[Data tied to figure images]
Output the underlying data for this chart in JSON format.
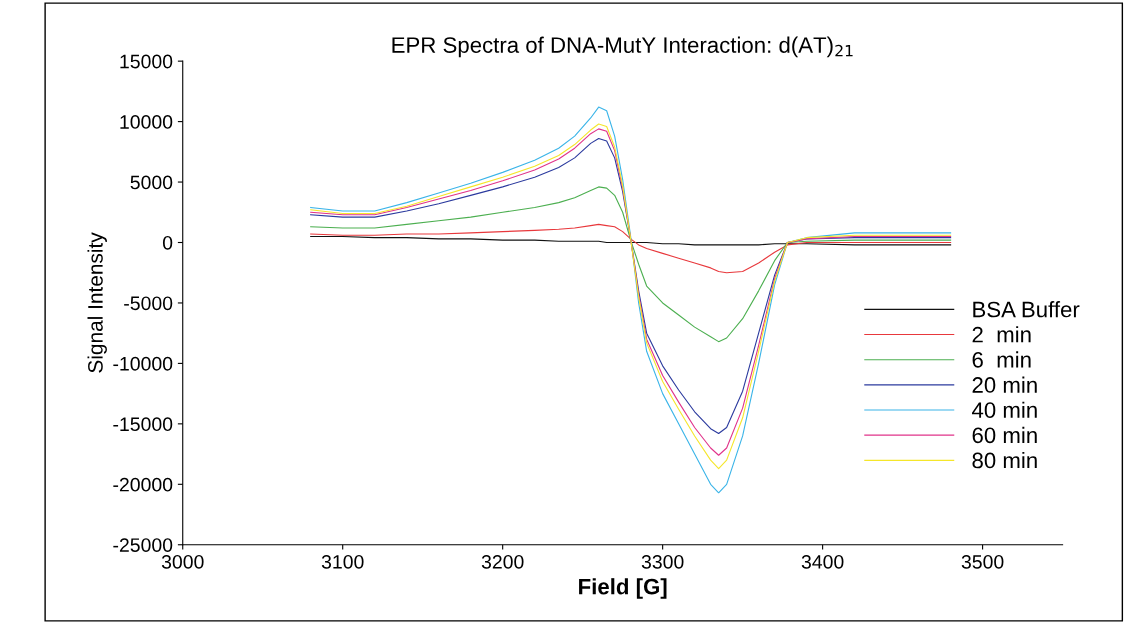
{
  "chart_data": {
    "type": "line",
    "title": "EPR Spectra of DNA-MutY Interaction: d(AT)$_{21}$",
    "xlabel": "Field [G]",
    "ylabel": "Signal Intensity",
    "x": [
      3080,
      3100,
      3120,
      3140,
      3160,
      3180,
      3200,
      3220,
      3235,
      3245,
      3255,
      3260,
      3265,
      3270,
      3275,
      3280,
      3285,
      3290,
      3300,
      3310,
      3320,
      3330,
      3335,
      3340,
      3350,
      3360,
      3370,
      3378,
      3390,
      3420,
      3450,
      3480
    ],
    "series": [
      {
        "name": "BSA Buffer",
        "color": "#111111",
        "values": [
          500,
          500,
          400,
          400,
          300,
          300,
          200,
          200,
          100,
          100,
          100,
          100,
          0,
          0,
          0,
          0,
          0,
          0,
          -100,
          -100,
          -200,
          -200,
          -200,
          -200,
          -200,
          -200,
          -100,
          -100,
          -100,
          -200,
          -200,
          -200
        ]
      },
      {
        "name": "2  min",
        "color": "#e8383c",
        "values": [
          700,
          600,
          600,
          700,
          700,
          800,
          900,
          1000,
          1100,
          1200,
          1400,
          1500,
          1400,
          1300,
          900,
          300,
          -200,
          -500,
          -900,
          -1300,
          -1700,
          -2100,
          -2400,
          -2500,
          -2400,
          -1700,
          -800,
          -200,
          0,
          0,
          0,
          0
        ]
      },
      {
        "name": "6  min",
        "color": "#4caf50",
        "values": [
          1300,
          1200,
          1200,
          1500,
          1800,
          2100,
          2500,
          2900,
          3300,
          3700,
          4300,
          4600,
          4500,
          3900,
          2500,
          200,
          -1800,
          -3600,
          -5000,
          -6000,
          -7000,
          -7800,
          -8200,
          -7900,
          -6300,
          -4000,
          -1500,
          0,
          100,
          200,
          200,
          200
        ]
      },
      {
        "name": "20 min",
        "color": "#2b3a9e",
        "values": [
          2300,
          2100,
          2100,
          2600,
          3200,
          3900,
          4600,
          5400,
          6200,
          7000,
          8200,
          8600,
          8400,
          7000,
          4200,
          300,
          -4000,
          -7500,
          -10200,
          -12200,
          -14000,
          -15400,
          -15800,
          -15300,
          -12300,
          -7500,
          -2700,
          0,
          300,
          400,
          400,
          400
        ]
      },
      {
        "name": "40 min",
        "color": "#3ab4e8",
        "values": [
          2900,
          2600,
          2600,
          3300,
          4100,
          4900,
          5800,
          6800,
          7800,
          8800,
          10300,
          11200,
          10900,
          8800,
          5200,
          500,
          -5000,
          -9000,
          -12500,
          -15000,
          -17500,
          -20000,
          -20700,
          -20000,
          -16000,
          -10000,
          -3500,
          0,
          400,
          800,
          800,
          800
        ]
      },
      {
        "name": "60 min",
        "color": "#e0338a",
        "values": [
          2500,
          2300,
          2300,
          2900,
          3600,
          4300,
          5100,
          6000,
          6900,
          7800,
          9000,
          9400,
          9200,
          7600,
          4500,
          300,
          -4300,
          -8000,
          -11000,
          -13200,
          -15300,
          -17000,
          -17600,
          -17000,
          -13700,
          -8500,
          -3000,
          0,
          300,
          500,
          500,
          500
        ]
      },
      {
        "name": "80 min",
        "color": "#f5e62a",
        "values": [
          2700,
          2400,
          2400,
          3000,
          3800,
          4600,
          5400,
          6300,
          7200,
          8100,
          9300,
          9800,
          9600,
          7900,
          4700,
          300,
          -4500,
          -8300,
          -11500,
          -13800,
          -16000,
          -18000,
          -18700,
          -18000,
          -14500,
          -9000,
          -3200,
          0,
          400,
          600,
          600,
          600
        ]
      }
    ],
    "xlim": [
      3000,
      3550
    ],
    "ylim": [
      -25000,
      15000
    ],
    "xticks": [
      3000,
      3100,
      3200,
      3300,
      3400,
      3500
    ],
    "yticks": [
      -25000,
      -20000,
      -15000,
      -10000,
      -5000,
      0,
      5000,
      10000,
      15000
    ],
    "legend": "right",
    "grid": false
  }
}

▶ **Brief**:
Copy every line of the listing that includes the string "name".

▶ **Solution to this task**:
        "name": "BSA Buffer",
        "name": "2  min",
        "name": "6  min",
        "name": "20 min",
        "name": "40 min",
        "name": "60 min",
        "name": "80 min",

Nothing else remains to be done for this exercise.